» Provided text:
Tuesday, September 16, 2008

50. To walk the talk


A friend called yesterday, from the other side of the planet. So nice to hear his voice. Calling to remind me to write a text for a magazine of analysis and debate. Haven’t done that for a long time. And it must be in French. Do you think I can still handle verb tenses in a Latin language, well enough for publishers? And what about the accents on the vowels? I don’t have the keyboard for that.

Or am I making excuses?

There’s the topic too. Not sure I have something to say about it: The fear of China. I mean personally, I’m not scared. And I cannot really see from here how people elsewhere feel. I’ve been in China a long time, it’s home. You were born in Beijing. You’re among the first Chinese with blond hair and blue eyes. You attend school here. You’re native language is Mandarin. And you don’t like western food that much.

This lack of distance from the topic I've just summoned, is it another cop-out?


Analysis and debate, that’s altogether an issue. Can I still do it, be political, simultaneously theoretical and formidable? Honestly, I don’t think I can. Not that I ever did, though. Most of the time back then my writing so idiosyncratic, it even eluded me, and was praised for that virtue. But you would have been proud of your Laolao 30 years ago. Right in the heart of Paris, name them: The best actors, painters, photographers. I was with them, invited everywhere. My table at Café de Flore or chez Lipp. Published by the top post-modernists. Well-known philosophers as mentors and lovers. The great-Greats in literature taking me under their wings. Bada-boom. From my far away province straight to Les Champs Elysees at Fouquet's with the iconoclasts and fashion designers lending me outrageous fringues, not that much pret-a-porter, mind you. Evenings at La Coupole, porto and little gray schrimps to talk revolution. The young promising discovery. The female version of Georges Bataille. Living very Rive Gauche. Mistress of the most articulate and handsome ultra left-wing leaders, French, Italians. Yes, I was a pretty, sexy writer, sweethearts. They loved me, opened the doors, kept them gaping, introduced me, the propitious small-town nymphette. They also read me, quoted me. Saw me betray them. Excited about it. Showed me their own manuscripts. Drinking only champagne at La Closerie des Lilas. Cocktails at embassies with disabused prestigious foreign intellectuals. Known. Recognized. Talked to. And talked about. So many pirouetes. Gyrating. Conjecturing. Being told the in-depth stories of every stone, chair and table in Saint-Germain. All of us nothing less than a chef-d'oeuvre, the young and the old. So much above the vulgarity of money.

I had it all. Everything I wanted. I was exactly where, pedantically, I thought my place should be.

And I walked away. And stopped the writing altogether, except for a few sporadic texts for friends. Because they were friends. But never truly believing in what I was doing.

Three decades later, I still can’t account for my decision. Maybe because it wasn’t one. If you’re patient with me, I’ll discuss it later. But not now.

» Problems and tasks:
[1] Name every café or restaurant mentioned in the blog entry "To walk the talk."
[2] In the blog entry "To walk the talk," what language must the magazine text be written in?
[3] Resume the blog entry "To walk the talk" after its final sentence, keeping its voice and manner of address.

» Dataset entries:

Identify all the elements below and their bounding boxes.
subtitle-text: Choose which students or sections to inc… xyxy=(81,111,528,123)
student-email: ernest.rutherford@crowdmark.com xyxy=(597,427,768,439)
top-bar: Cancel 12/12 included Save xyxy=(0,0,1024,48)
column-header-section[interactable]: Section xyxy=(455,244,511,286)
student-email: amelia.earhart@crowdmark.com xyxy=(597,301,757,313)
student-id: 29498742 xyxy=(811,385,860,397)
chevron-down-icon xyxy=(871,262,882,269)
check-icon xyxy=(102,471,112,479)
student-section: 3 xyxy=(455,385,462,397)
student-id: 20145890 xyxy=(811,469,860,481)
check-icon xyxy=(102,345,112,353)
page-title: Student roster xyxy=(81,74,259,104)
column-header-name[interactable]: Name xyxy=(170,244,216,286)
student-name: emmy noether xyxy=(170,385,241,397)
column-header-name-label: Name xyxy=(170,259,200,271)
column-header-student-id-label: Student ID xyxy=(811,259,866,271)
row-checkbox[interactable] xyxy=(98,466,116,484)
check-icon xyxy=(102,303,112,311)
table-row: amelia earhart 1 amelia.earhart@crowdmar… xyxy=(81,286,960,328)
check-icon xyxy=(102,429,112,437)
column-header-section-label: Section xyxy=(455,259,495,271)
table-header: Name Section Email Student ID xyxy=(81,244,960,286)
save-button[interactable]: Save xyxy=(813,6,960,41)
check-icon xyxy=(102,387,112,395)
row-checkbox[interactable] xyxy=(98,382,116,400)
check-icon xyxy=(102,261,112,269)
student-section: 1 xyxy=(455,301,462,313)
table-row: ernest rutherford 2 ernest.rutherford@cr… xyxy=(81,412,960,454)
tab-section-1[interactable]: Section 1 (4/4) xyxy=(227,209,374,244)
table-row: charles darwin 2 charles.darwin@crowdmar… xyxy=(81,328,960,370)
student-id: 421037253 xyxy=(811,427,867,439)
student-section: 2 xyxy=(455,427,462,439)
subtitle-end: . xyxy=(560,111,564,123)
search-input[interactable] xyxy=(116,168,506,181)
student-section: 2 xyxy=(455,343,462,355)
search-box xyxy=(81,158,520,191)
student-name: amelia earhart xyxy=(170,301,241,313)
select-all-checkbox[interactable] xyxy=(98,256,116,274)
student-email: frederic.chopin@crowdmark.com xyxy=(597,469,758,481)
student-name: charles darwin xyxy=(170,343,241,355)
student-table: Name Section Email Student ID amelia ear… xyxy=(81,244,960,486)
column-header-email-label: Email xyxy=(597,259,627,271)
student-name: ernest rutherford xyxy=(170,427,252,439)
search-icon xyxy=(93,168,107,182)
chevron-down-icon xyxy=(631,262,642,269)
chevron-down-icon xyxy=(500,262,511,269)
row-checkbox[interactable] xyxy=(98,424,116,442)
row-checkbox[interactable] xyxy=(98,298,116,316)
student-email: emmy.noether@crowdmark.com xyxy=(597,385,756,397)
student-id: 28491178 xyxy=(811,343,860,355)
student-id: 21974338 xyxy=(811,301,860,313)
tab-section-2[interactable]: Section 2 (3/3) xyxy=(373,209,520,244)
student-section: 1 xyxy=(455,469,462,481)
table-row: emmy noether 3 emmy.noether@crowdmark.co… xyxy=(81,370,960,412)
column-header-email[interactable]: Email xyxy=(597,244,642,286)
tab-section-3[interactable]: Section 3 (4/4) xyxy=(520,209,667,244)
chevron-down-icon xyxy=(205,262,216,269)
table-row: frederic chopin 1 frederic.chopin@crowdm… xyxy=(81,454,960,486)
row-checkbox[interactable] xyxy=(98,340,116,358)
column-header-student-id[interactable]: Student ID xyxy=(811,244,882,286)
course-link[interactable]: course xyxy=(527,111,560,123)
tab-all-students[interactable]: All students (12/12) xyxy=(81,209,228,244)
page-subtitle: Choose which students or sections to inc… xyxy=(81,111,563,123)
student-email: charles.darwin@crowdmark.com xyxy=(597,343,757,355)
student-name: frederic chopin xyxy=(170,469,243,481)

» Task-by-task results:
[1] Café de Flore, Lipp, Fouquet's, La Coupole, La Closerie des Lilas

[2] French.

[3]
It’s only today, as I write to you, that I re-establish a form of link to the written word. Over time I’ve learned. Mostly about the cost linked to the work I had in mind in my early twenties. Also the implications it would have had for you, my children and grandchildren. There’s the question, too, about responsibility towards one’s work. I don’t think I was ready for that. In short, I may have had some form of talent, but certainly not the personality to go with it. And realized I definitely couldn't afford brilliance, real or dreamt. No difference.

So, this text I should write by the end of the year, what should I do?

Weak, I said yes, but extirpated a compromise, cowardice on my part. It was a yes under the condition I would do something light, possibly treating the topic with derision, provocative because that’s easy to do and it works all the time.

But then, why do it, right?

Can I try? Has enough time gone by? Can I inject a dash of meaning in a text without putting myself at risk? Unfortunately for me, I tend to think these are inseparable. That hasn’t changed.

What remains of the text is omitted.